--- WRITTEN TASK ---
Search the records below for the word "title". Pull out each line that has it.

[Data items]
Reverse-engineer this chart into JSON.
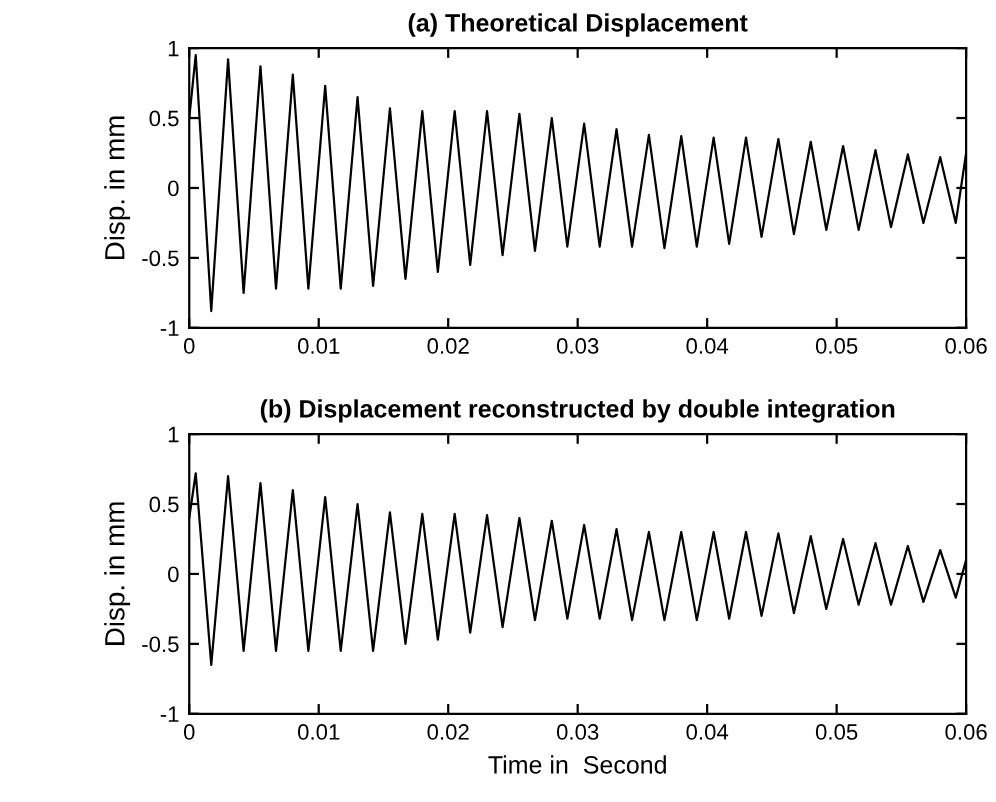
{
  "chart_data": [
    {
      "type": "line",
      "title": "(a) Theoretical Displacement",
      "ylabel": "Disp. in mm",
      "xlim": [
        0,
        0.06
      ],
      "ylim": [
        -1,
        1
      ],
      "xticks": [
        0,
        0.01,
        0.02,
        0.03,
        0.04,
        0.05,
        0.06
      ],
      "yticks": [
        -1,
        -0.5,
        0,
        0.5,
        1
      ],
      "marker": "none",
      "line_style": "solid",
      "series": [
        {
          "color": "#000000",
          "x": [
            0,
            0.0005,
            0.0017,
            0.003,
            0.0042,
            0.0055,
            0.0067,
            0.008,
            0.0092,
            0.0105,
            0.0117,
            0.013,
            0.0142,
            0.0155,
            0.0167,
            0.018,
            0.0192,
            0.0205,
            0.0217,
            0.023,
            0.0242,
            0.0255,
            0.0267,
            0.028,
            0.0292,
            0.0305,
            0.0317,
            0.033,
            0.0342,
            0.0355,
            0.0367,
            0.038,
            0.0392,
            0.0405,
            0.0417,
            0.043,
            0.0442,
            0.0455,
            0.0467,
            0.048,
            0.0492,
            0.0505,
            0.0517,
            0.053,
            0.0542,
            0.0555,
            0.0567,
            0.058,
            0.0592,
            0.06
          ],
          "values": [
            0.5,
            0.95,
            -0.88,
            0.92,
            -0.75,
            0.87,
            -0.72,
            0.81,
            -0.72,
            0.73,
            -0.72,
            0.65,
            -0.7,
            0.57,
            -0.65,
            0.55,
            -0.6,
            0.55,
            -0.55,
            0.55,
            -0.48,
            0.53,
            -0.45,
            0.5,
            -0.42,
            0.46,
            -0.42,
            0.42,
            -0.42,
            0.38,
            -0.43,
            0.37,
            -0.42,
            0.36,
            -0.4,
            0.36,
            -0.35,
            0.35,
            -0.33,
            0.33,
            -0.3,
            0.3,
            -0.3,
            0.27,
            -0.28,
            0.24,
            -0.25,
            0.22,
            -0.25,
            0.25
          ]
        }
      ]
    },
    {
      "type": "line",
      "title": "(b) Displacement reconstructed by double integration",
      "xlabel": "Time in  Second",
      "ylabel": "Disp. in mm",
      "xlim": [
        0,
        0.06
      ],
      "ylim": [
        -1,
        1
      ],
      "xticks": [
        0,
        0.01,
        0.02,
        0.03,
        0.04,
        0.05,
        0.06
      ],
      "yticks": [
        -1,
        -0.5,
        0,
        0.5,
        1
      ],
      "marker": "none",
      "line_style": "solid",
      "series": [
        {
          "color": "#000000",
          "x": [
            0,
            0.0005,
            0.0017,
            0.003,
            0.0042,
            0.0055,
            0.0067,
            0.008,
            0.0092,
            0.0105,
            0.0117,
            0.013,
            0.0142,
            0.0155,
            0.0167,
            0.018,
            0.0192,
            0.0205,
            0.0217,
            0.023,
            0.0242,
            0.0255,
            0.0267,
            0.028,
            0.0292,
            0.0305,
            0.0317,
            0.033,
            0.0342,
            0.0355,
            0.0367,
            0.038,
            0.0392,
            0.0405,
            0.0417,
            0.043,
            0.0442,
            0.0455,
            0.0467,
            0.048,
            0.0492,
            0.0505,
            0.0517,
            0.053,
            0.0542,
            0.0555,
            0.0567,
            0.058,
            0.0592,
            0.06
          ],
          "values": [
            0.4,
            0.72,
            -0.65,
            0.7,
            -0.55,
            0.65,
            -0.55,
            0.6,
            -0.55,
            0.55,
            -0.55,
            0.5,
            -0.55,
            0.44,
            -0.5,
            0.43,
            -0.47,
            0.43,
            -0.42,
            0.42,
            -0.38,
            0.4,
            -0.33,
            0.38,
            -0.32,
            0.35,
            -0.32,
            0.32,
            -0.33,
            0.3,
            -0.33,
            0.3,
            -0.33,
            0.3,
            -0.32,
            0.3,
            -0.3,
            0.29,
            -0.28,
            0.27,
            -0.25,
            0.25,
            -0.22,
            0.22,
            -0.22,
            0.2,
            -0.2,
            0.17,
            -0.17,
            0.1
          ]
        }
      ]
    }
  ]
}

--- OUTPUT OF THE EXERCISE ---
      "title": "(a) Theoretical Displacement",
      "title": "(b) Displacement reconstructed by double integration",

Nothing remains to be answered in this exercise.